■ GIVEN EXERCISE
Scan the records below. List lines holding "капитального".

■ AVAILABLE DATA
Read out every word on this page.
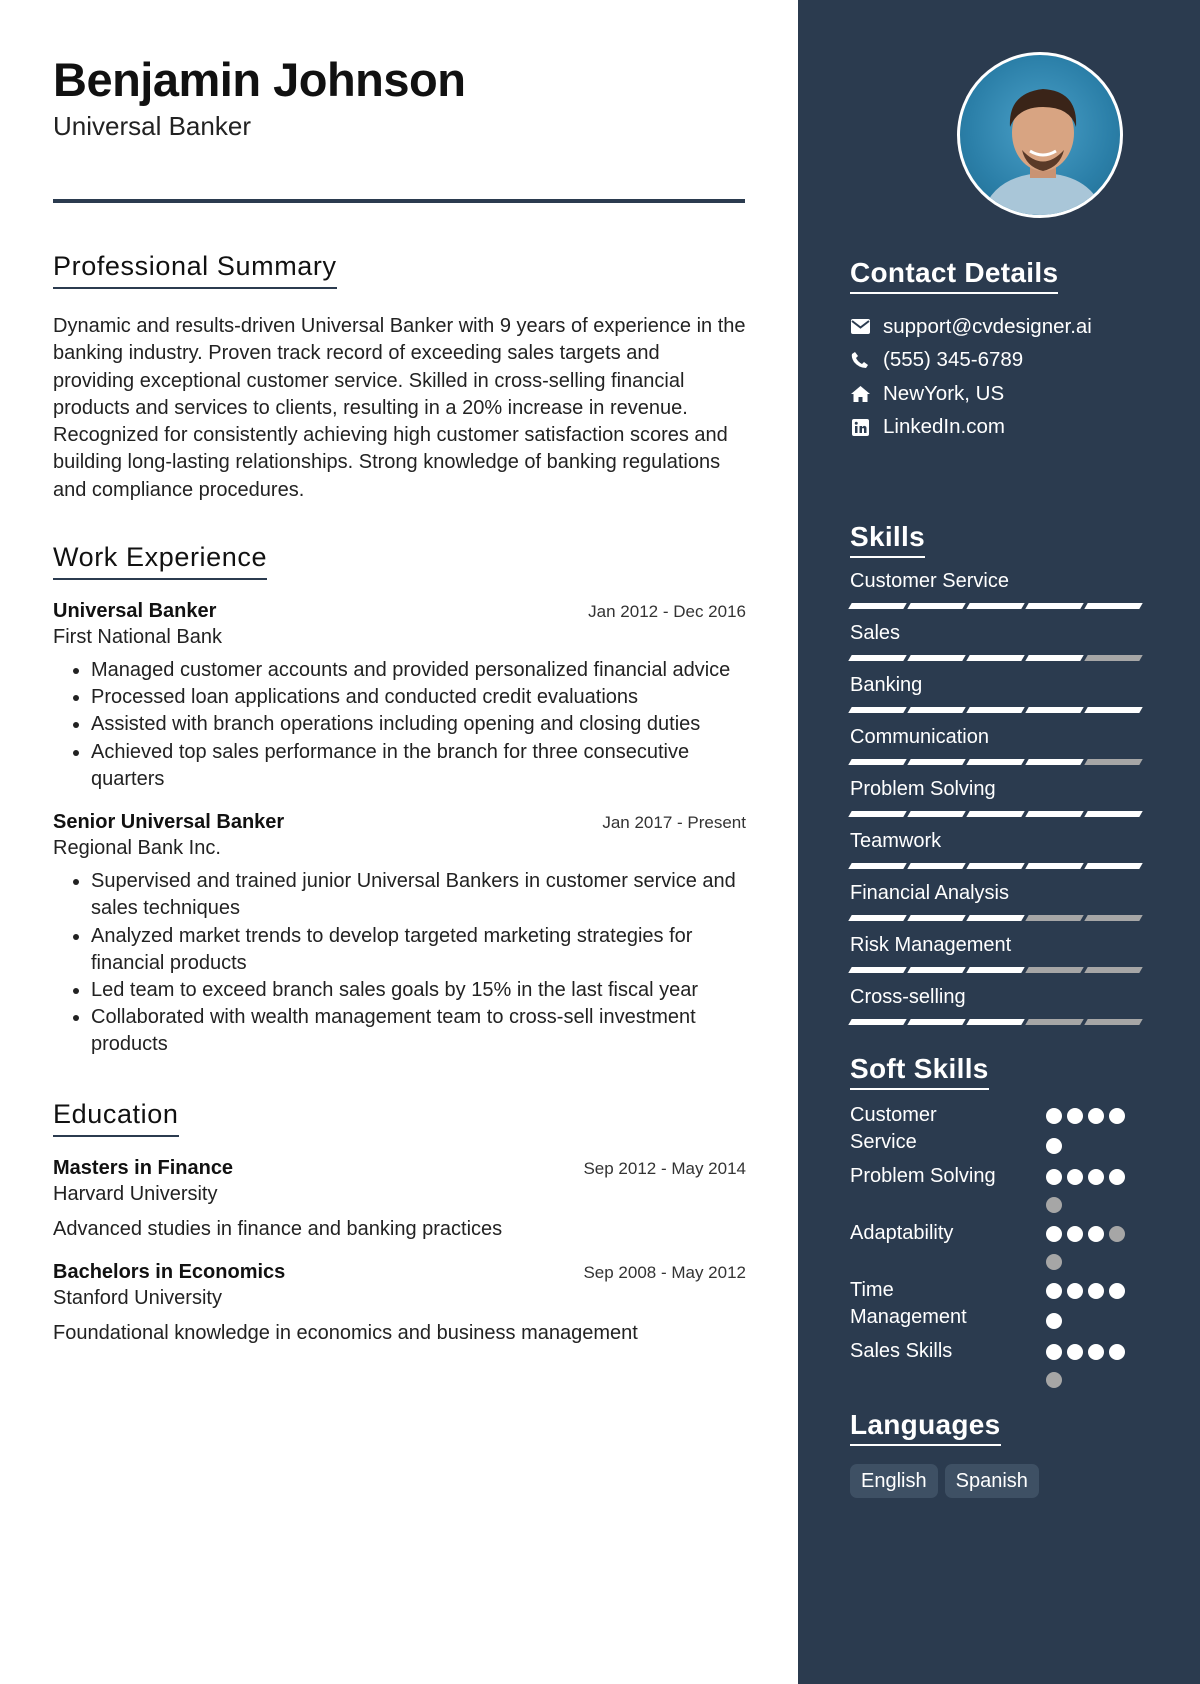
Benjamin Johnson
Universal Banker
Professional Summary

Dynamic and results-driven Universal Banker with 9 years of experience in the banking industry. Proven track record of exceeding sales targets and providing exceptional customer service. Skilled in cross-selling financial products and services to clients, resulting in a 20% increase in revenue. Recognized for consistently achieving high customer satisfaction scores and building long-lasting relationships. Strong knowledge of banking regulations and compliance procedures.

Work Experience
Universal Banker	Jan 2012 - Dec 2016
First National Bank
• Managed customer accounts and provided personalized financial advice
• Processed loan applications and conducted credit evaluations
• Assisted with branch operations including opening and closing duties
• Achieved top sales performance in the branch for three consecutive quarters
Senior Universal Banker	Jan 2017 - Present
Regional Bank Inc.
• Supervised and trained junior Universal Bankers in customer service and sales techniques
• Analyzed market trends to develop targeted marketing strategies for financial products
• Led team to exceed branch sales goals by 15% in the last fiscal year
• Collaborated with wealth management team to cross-sell investment products
Education
Masters in Finance	Sep 2012 - May 2014
Harvard University
Advanced studies in finance and banking practices
Bachelors in Economics	Sep 2008 - May 2012
Stanford University
Foundational knowledge in economics and business management
Contact Details
support@cvdesigner.ai
(555) 345-6789
NewYork, US
LinkedIn.com
Skills
Customer Service
Sales
Banking
Communication
Problem Solving
Teamwork
Financial Analysis
Risk Management
Cross-selling
Soft Skills
Customer Service
Problem Solving
Adaptability
Time Management
Sales Skills
Languages
English	Spanish
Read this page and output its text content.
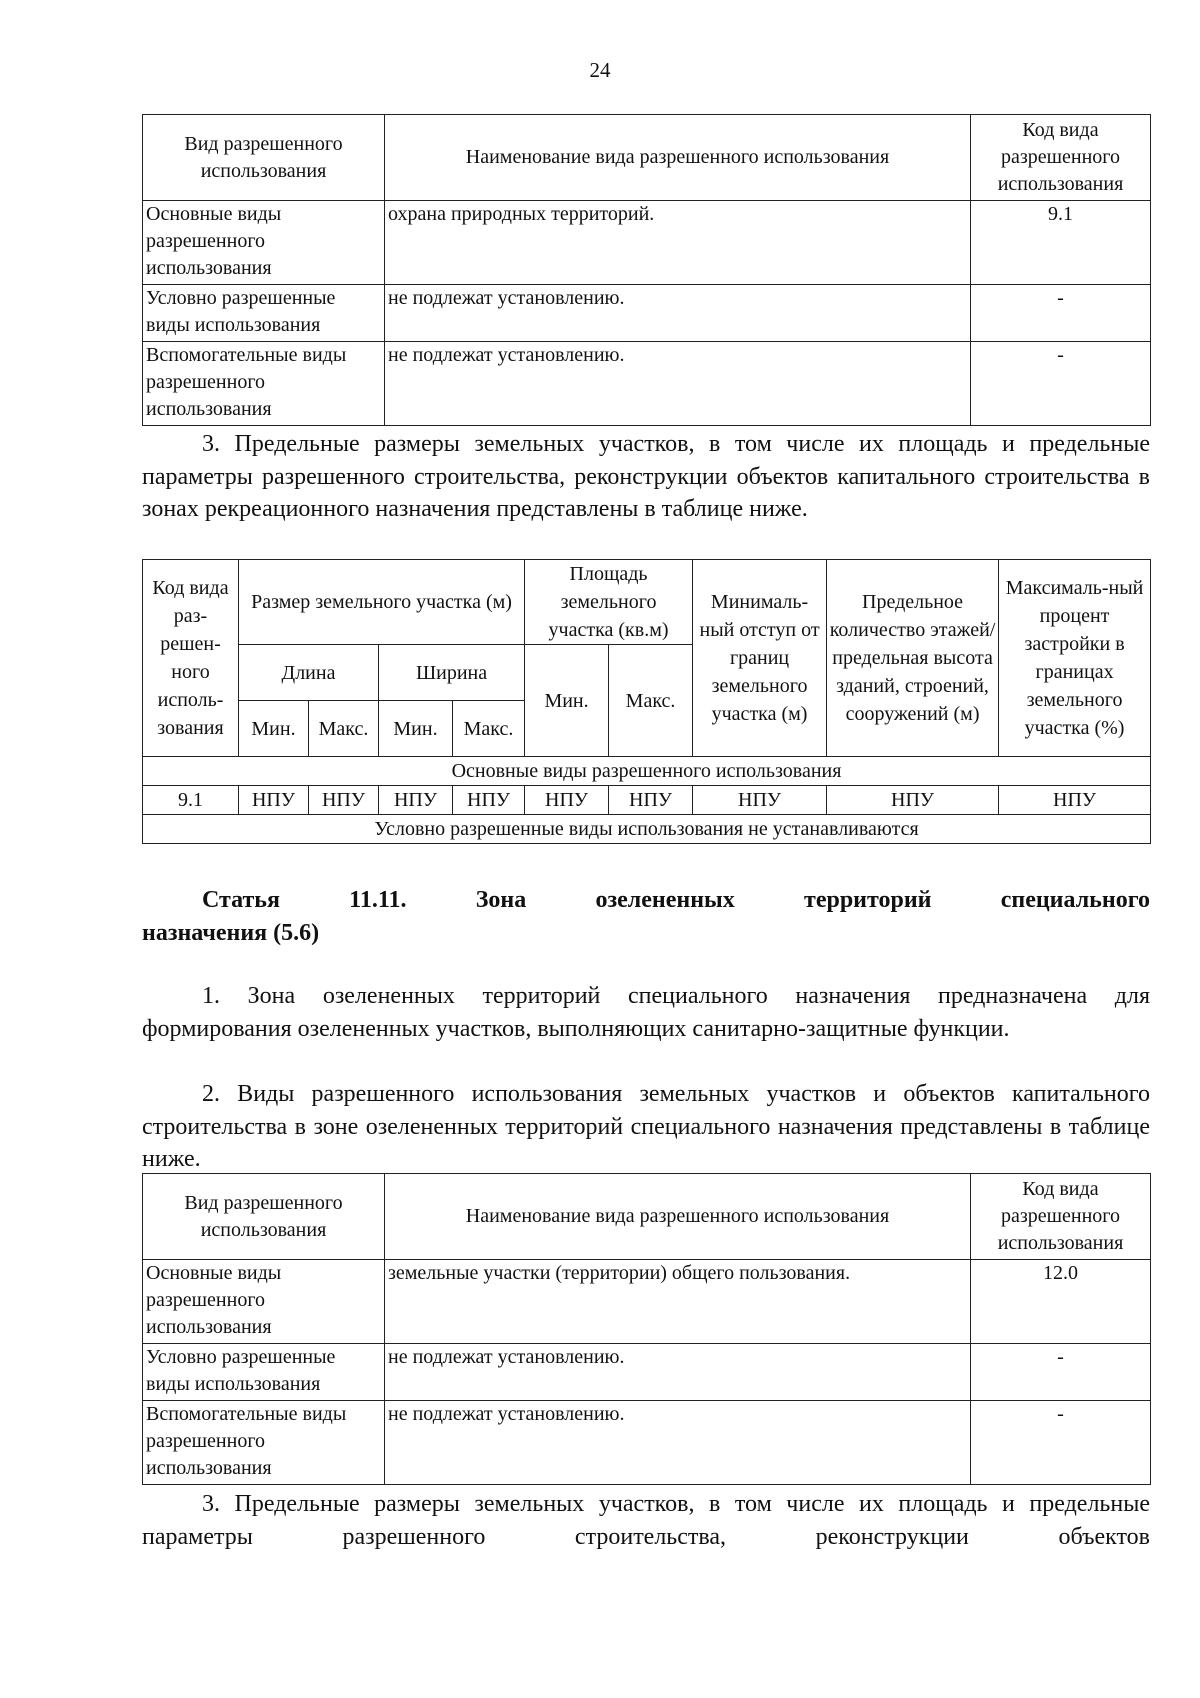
24
Вид разрешенного использования	Наименование вида разрешенного использования	Код вида разрешенного использования
Основные виды разрешенного использования	охрана природных территорий.	9.1
Условно разрешенные виды использования	не подлежат установлению.	-
Вспомогательные виды разрешенного использования	не подлежат установлению.	-
3. Предельные размеры земельных участков, в том числе их площадь и предельные параметры разрешенного строительства, реконструкции объектов капитального строительства в зонах рекреационного назначения представлены в таблице ниже.
Код вида раз-решен-ного исполь-зования	Размер земельного участка (м)				Площадь земельного участка (кв.м)		Минималь-ный отступ от границ земельного участка (м)	Предельное количество этажей/ предельная высота зданий, строений, сооружений (м)	Максималь-ный процент застройки в границах земельного участка (%)
	Длина		Ширина		Мин.	Макс.			
	Мин.	Макс.	Мин.	Макс.					
Основные виды разрешенного использования									
9.1	НПУ	НПУ	НПУ	НПУ	НПУ	НПУ	НПУ	НПУ	НПУ
Условно разрешенные виды использования не устанавливаются									
Статья 11.11. Зона озелененных территорий специального
назначения (5.6)
1. Зона озелененных территорий специального назначения предназначена для формирования озелененных участков, выполняющих санитарно-защитные функции.
2. Виды разрешенного использования земельных участков и объектов капитального строительства в зоне озелененных территорий специального назначения представлены в таблице ниже.
Вид разрешенного использования	Наименование вида разрешенного использования	Код вида разрешенного использования
Основные виды разрешенного использования	земельные участки (территории) общего пользования.	12.0
Условно разрешенные виды использования	не подлежат установлению.	-
Вспомогательные виды разрешенного использования	не подлежат установлению.	-
3. Предельные размеры земельных участков, в том числе их площадь и предельные параметры разрешенного строительства, реконструкции объектов
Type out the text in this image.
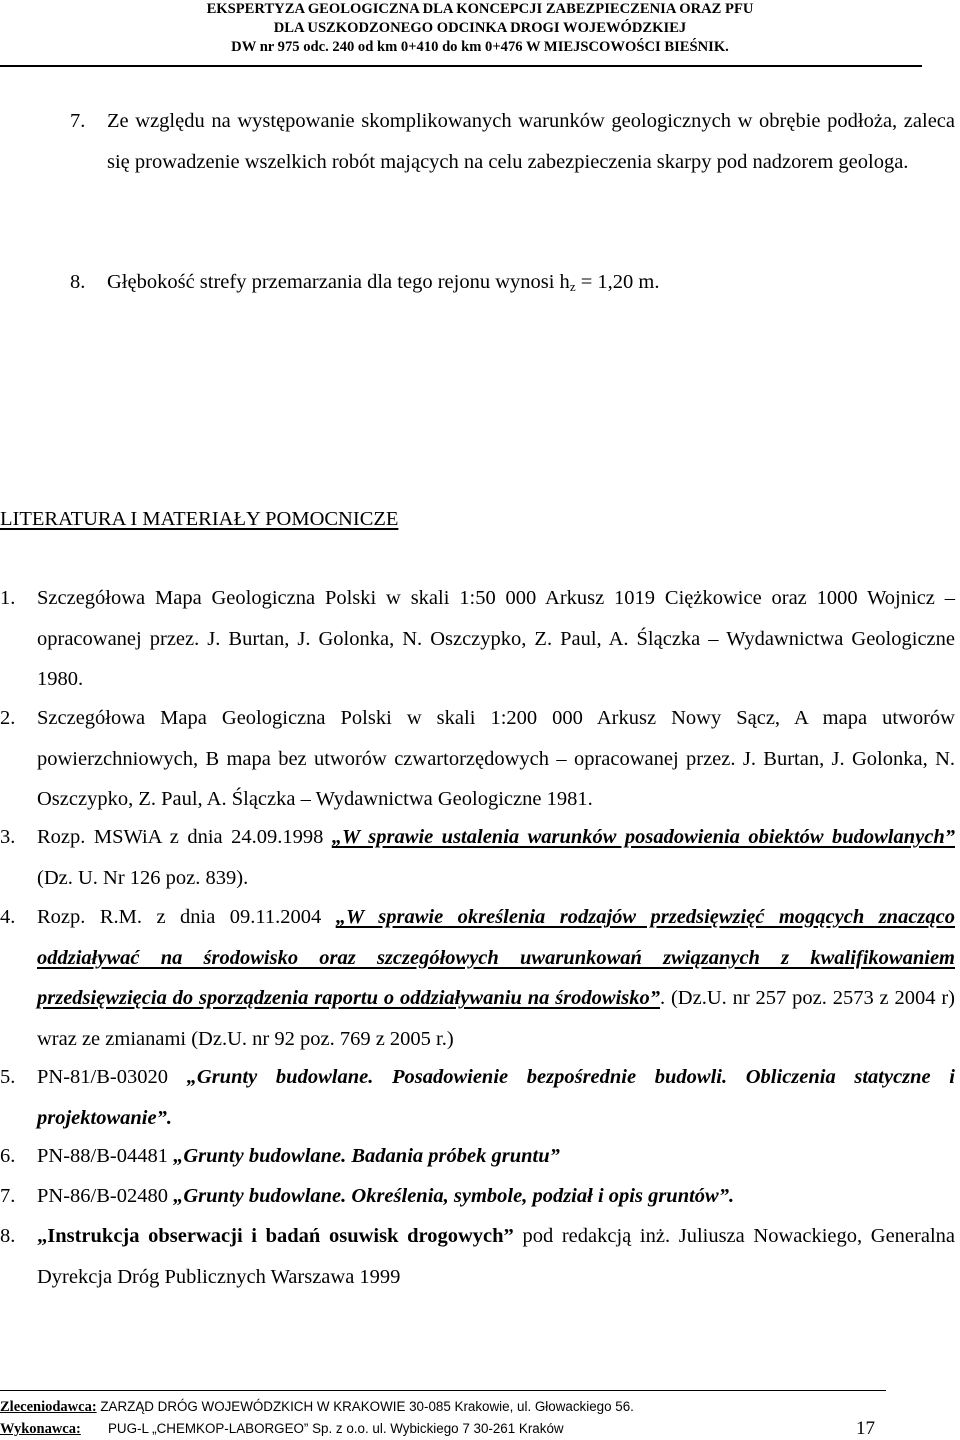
EKSPERTYZA GEOLOGICZNA DLA KONCEPCJI ZABEZPIECZENIA ORAZ PFU
DLA USZKODZONEGO ODCINKA DROGI WOJEWÓDZKIEJ
DW nr 975 odc. 240 od km 0+410 do km 0+476 W MIEJSCOWOŚCI BIEŚNIK.
7. Ze względu na występowanie skomplikowanych warunków geologicznych w obrębie podłoża, zaleca się prowadzenie wszelkich robót mających na celu zabezpieczenia skarpy pod nadzorem geologa.

8. Głębokość strefy przemarzania dla tego rejonu wynosi $h_z = 1,20$ m.

LITERATURA I MATERIAŁY POMOCNICZE
1. Szczegółowa Mapa Geologiczna Polski w skali 1:50 000 Arkusz 1019 Ciężkowice oraz 1000 Wojnicz – opracowanej przez. J. Burtan, J. Golonka, N. Oszczypko, Z. Paul, A. Ślączka – Wydawnictwa Geologiczne 1980.

2. Szczegółowa Mapa Geologiczna Polski w skali 1:200 000 Arkusz Nowy Sącz, A mapa utworów powierzchniowych, B mapa bez utworów czwartorzędowych – opracowanej przez. J. Burtan, J. Golonka, N. Oszczypko, Z. Paul, A. Ślączka – Wydawnictwa Geologiczne 1981.

3. Rozp. MSWiA z dnia 24.09.1998 „W sprawie ustalenia warunków posadowienia obiektów budowlanych” (Dz. U. Nr 126 poz. 839).

4. Rozp. R.M. z dnia 09.11.2004 „W sprawie określenia rodzajów przedsięwzięć mogących znacząco oddziaływać na środowisko oraz szczegółowych uwarunkowań związanych z kwalifikowaniem przedsięwzięcia do sporządzenia raportu o oddziaływaniu na środowisko”. (Dz.U. nr 257 poz. 2573 z 2004 r) wraz ze zmianami (Dz.U. nr 92 poz. 769 z 2005 r.)

5. PN-81/B-03020 „Grunty budowlane. Posadowienie bezpośrednie budowli. Obliczenia statyczne i projektowanie”.

6. PN-88/B-04481 „Grunty budowlane. Badania próbek gruntu”

7. PN-86/B-02480 „Grunty budowlane. Określenia, symbole, podział i opis gruntów”.

8. „Instrukcja obserwacji i badań osuwisk drogowych” pod redakcją inż. Juliusza Nowackiego, Generalna Dyrekcja Dróg Publicznych Warszawa 1999

Zleceniodawca: ZARZĄD DRÓG WOJEWÓDZKICH W KRAKOWIE 30-085 Krakowie, ul. Głowackiego 56.
Wykonawca: PUG-L „CHEMKOP-LABORGEO” Sp. z o.o. ul. Wybickiego 7 30-261 Kraków	17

■ TASK ANSWER
3. Предельные размеры земельных участков, в том числе их площадь и предельные параметры разрешенного строительства, реконструкции объектов капитального строительства в зонах рекреационного назначения представлены в таблице ниже.
2. Виды разрешенного использования земельных участков и объектов капитального строительства в зоне озелененных территорий специального назначения представлены в таблице ниже.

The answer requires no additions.